▶ [Objective] Transcribe all of the records precisely as they are presented.

* * * * * * *

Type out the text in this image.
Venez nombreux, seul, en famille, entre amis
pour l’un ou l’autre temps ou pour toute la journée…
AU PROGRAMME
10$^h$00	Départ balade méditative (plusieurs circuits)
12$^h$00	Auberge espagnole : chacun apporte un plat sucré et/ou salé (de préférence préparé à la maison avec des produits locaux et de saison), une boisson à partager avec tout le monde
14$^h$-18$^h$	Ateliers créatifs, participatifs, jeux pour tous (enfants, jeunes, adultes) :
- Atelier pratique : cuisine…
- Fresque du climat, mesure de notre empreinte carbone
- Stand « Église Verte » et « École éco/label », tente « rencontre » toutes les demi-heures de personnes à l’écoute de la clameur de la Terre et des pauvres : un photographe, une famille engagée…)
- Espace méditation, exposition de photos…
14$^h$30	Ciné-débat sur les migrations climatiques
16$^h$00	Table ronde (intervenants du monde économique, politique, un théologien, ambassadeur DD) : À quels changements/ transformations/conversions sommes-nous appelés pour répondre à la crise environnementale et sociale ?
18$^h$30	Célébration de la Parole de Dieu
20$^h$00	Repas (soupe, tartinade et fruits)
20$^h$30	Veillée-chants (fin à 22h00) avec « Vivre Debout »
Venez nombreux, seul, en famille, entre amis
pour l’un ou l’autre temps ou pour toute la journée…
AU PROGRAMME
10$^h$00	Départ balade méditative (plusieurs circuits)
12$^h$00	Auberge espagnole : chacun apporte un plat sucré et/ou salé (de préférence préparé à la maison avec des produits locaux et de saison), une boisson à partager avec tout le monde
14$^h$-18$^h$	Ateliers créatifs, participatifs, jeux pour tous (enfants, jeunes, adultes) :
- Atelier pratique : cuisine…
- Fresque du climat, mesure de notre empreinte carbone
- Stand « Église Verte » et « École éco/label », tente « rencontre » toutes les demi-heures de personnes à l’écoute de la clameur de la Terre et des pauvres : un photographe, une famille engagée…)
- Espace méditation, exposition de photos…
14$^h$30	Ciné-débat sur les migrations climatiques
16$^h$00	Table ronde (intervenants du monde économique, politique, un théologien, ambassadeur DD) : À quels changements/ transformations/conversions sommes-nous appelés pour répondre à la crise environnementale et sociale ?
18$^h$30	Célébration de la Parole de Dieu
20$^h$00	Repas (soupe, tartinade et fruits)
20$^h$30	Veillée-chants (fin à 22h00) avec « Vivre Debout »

* * * * * * *

▶ [Written response]
Type out the text in this image.
Venez nombreux, seul, en famille, entre amis
pour l’un ou l’autre temps ou pour toute la journée…
AU PROGRAMME
10$^h$00	Départ balade méditative (plusieurs circuits)
12$^h$00	Auberge espagnole : chacun apporte un plat sucré et/ou salé (de préférence préparé à la maison avec des produits locaux et de saison), une boisson à partager avec tout le monde
14$^h$-18$^h$	Ateliers créatifs, participatifs, jeux pour tous (enfants, jeunes, adultes) :
- Atelier pratique : cuisine…
- Fresque du climat, mesure de notre empreinte carbone
- Stand « Église Verte » et « École éco/label », tente « rencontre » toutes les demi-heures de personnes à l’écoute de la clameur de la Terre et des pauvres : un photographe, une famille engagée…)
- Espace méditation, exposition de photos…
14$^h$30	Ciné-débat sur les migrations climatiques
16$^h$00	Table ronde (intervenants du monde économique, politique, un théologien, ambassadeur DD) : À quels changements/ transformations/conversions sommes-nous appelés pour répondre à la crise environnementale et sociale ?
18$^h$30	Célébration de la Parole de Dieu
20$^h$00	Repas (soupe, tartinade et fruits)
20$^h$30	Veillée-chants (fin à 22h00) avec « Vivre Debout »
Venez nombreux, seul, en famille, entre amis
pour l’un ou l’autre temps ou pour toute la journée…
AU PROGRAMME
10$^h$00	Départ balade méditative (plusieurs circuits)
12$^h$00	Auberge espagnole : chacun apporte un plat sucré et/ou salé (de préférence préparé à la maison avec des produits locaux et de saison), une boisson à partager avec tout le monde
14$^h$-18$^h$	Ateliers créatifs, participatifs, jeux pour tous (enfants, jeunes, adultes) :
- Atelier pratique : cuisine…
- Fresque du climat, mesure de notre empreinte carbone
- Stand « Église Verte » et « École éco/label », tente « rencontre » toutes les demi-heures de personnes à l’écoute de la clameur de la Terre et des pauvres : un photographe, une famille engagée…)
- Espace méditation, exposition de photos…
14$^h$30	Ciné-débat sur les migrations climatiques
16$^h$00	Table ronde (intervenants du monde économique, politique, un théologien, ambassadeur DD) : À quels changements/ transformations/conversions sommes-nous appelés pour répondre à la crise environnementale et sociale ?
18$^h$30	Célébration de la Parole de Dieu
20$^h$00	Repas (soupe, tartinade et fruits)
20$^h$30	Veillée-chants (fin à 22h00) avec « Vivre Debout »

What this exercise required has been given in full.